Excerpt from a dataset
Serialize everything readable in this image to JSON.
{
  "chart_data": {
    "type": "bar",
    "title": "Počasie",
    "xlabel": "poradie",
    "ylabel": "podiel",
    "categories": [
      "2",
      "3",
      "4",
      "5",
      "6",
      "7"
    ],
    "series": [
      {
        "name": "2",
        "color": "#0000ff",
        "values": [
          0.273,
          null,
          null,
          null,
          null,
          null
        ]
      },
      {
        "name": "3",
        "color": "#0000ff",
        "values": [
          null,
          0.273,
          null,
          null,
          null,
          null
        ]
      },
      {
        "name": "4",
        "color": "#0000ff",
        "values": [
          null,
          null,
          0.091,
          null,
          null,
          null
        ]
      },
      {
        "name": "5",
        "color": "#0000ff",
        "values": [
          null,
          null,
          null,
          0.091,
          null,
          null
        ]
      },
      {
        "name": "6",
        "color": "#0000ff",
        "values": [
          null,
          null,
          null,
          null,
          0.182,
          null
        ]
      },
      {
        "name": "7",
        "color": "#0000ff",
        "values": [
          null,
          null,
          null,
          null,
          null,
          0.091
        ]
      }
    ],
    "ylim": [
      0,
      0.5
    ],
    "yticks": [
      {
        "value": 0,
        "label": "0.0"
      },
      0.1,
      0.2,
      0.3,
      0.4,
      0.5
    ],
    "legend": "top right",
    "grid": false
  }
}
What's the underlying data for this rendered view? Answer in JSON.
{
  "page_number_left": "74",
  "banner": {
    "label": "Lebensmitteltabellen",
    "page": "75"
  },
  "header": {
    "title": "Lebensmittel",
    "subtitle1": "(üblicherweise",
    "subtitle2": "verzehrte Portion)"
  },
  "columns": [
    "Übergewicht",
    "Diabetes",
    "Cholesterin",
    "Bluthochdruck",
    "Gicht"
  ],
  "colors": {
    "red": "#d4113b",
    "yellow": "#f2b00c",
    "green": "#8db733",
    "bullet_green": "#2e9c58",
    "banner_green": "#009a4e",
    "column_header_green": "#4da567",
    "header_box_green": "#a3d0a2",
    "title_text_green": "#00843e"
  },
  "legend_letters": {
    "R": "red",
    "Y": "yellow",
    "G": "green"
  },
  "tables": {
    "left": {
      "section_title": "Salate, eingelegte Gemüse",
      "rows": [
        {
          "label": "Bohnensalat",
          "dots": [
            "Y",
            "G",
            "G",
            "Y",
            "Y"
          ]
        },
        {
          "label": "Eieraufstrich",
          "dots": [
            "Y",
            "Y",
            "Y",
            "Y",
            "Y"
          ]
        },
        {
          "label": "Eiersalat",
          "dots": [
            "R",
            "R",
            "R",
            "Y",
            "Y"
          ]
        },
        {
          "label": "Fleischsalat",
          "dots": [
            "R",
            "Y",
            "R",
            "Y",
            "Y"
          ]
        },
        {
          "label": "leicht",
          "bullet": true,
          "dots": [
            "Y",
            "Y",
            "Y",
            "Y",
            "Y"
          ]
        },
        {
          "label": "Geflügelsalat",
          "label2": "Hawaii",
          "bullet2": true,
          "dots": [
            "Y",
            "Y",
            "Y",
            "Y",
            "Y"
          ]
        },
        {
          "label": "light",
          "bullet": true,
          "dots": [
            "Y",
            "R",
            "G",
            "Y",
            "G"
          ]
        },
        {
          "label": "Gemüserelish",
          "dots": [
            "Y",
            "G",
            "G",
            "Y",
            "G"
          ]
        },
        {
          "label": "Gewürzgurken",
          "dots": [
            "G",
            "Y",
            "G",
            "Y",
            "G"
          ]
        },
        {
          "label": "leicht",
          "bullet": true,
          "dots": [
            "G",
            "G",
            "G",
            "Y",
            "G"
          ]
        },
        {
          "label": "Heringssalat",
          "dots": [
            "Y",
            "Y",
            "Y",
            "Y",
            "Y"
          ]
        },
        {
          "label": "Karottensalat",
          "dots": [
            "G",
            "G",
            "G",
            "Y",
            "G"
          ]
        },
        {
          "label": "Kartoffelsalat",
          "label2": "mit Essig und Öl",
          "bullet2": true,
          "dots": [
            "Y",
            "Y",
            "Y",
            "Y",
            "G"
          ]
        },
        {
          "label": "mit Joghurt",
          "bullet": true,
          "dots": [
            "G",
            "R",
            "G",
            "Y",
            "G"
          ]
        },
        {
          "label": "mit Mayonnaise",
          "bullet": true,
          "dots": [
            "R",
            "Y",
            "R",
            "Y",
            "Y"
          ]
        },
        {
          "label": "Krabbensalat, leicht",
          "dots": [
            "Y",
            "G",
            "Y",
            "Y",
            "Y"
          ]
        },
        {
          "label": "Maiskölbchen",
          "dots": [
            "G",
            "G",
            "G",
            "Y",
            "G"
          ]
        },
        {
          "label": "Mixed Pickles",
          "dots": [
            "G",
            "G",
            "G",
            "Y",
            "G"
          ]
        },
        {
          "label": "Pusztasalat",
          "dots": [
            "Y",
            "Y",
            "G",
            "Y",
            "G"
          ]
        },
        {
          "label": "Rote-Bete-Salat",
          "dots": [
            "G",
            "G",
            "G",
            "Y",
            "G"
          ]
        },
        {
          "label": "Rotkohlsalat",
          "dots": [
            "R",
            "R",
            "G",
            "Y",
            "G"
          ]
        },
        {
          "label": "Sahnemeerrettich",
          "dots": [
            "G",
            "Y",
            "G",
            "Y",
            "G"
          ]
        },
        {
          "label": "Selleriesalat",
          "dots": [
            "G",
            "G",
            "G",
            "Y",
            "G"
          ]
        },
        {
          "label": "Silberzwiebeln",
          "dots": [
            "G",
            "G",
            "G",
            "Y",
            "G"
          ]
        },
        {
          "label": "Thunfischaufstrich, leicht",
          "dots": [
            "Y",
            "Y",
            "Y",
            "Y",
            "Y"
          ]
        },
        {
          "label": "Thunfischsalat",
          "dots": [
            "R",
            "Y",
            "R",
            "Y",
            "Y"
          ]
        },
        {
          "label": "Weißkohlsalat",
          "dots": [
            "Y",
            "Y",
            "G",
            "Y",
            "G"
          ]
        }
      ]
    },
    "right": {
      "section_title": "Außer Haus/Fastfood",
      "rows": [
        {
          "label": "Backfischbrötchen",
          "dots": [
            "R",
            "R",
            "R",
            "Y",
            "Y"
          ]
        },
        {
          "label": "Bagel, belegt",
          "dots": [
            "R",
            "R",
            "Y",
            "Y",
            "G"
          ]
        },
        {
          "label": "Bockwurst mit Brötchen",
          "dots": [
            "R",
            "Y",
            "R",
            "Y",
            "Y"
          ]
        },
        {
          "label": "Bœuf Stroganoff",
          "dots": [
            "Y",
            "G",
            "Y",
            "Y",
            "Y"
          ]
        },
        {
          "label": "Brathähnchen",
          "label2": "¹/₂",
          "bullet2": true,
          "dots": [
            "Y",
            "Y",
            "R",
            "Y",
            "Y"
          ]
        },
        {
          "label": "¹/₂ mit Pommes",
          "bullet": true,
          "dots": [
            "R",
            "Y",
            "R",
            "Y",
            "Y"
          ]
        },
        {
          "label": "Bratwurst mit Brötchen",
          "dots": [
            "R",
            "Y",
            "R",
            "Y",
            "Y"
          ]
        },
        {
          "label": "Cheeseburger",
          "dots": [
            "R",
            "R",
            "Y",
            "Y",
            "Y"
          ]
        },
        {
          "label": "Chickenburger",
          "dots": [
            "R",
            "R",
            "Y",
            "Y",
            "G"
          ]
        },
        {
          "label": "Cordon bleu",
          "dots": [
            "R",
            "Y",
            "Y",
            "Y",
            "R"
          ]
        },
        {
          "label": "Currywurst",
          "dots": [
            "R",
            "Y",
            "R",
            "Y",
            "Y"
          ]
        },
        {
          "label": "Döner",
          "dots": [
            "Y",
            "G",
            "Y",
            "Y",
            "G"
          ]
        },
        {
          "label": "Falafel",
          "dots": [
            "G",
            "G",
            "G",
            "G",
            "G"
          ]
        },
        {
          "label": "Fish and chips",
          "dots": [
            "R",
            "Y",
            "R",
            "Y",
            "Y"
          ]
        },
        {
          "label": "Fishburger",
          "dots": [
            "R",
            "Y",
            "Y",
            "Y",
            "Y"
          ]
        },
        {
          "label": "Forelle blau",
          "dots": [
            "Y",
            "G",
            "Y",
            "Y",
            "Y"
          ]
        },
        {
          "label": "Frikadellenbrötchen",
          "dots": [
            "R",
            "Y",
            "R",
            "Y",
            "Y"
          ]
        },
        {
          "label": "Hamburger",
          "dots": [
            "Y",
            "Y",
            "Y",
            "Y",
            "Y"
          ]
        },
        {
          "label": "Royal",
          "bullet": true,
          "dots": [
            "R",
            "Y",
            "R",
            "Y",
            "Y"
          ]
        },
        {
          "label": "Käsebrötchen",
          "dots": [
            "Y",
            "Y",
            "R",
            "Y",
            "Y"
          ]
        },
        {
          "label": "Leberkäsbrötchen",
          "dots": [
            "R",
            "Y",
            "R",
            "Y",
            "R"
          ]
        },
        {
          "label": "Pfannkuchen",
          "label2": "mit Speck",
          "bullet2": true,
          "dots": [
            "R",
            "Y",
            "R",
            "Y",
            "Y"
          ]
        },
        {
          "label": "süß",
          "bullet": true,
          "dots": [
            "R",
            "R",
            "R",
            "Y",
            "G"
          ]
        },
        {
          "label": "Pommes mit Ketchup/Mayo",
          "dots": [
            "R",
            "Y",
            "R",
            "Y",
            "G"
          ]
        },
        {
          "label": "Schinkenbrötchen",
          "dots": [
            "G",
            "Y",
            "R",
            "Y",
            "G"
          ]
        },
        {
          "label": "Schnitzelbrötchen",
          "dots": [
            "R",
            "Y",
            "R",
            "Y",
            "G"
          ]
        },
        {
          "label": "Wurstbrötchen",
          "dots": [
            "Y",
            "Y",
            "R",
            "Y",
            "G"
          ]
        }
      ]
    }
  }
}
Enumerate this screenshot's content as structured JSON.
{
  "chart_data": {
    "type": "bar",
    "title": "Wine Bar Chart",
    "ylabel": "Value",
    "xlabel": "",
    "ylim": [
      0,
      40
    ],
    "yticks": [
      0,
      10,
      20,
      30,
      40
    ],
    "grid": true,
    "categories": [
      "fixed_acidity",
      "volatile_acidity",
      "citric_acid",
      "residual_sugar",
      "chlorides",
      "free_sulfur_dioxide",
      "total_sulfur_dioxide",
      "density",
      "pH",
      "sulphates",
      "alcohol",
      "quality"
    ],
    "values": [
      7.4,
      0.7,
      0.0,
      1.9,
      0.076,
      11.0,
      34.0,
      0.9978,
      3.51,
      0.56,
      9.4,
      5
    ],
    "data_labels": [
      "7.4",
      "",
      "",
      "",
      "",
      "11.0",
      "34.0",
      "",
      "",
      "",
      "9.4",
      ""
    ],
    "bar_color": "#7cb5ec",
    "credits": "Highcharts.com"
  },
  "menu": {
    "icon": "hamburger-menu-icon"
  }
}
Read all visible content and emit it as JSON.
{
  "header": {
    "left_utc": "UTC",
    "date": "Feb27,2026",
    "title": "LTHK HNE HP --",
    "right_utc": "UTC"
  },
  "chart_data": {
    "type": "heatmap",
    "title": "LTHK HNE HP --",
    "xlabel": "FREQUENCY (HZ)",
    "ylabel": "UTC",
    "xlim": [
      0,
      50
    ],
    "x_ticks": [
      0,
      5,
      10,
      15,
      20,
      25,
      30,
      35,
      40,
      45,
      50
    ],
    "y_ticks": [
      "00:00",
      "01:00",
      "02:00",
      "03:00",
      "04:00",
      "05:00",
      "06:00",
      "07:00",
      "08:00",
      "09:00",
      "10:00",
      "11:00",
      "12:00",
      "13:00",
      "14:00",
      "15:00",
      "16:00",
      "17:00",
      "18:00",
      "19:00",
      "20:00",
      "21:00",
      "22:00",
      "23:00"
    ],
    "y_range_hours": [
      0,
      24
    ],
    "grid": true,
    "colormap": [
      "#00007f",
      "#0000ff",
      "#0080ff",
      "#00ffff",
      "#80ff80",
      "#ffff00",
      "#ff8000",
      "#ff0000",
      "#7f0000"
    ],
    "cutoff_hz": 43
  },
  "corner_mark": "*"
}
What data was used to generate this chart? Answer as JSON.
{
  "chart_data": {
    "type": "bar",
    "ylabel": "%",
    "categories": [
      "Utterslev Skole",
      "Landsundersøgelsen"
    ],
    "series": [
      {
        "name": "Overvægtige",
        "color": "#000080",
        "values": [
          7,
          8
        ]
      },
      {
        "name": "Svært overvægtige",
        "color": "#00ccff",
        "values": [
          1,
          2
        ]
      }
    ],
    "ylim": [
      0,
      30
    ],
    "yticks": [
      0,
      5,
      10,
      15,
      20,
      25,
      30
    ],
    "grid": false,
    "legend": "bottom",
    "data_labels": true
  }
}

Stated problem:
Look through the listing and extract every line with "ylabel" in it.

Response:
    "ylabel": "podiel",
    "ylabel": "Value",
    "ylabel": "UTC",
    "ylabel": "%",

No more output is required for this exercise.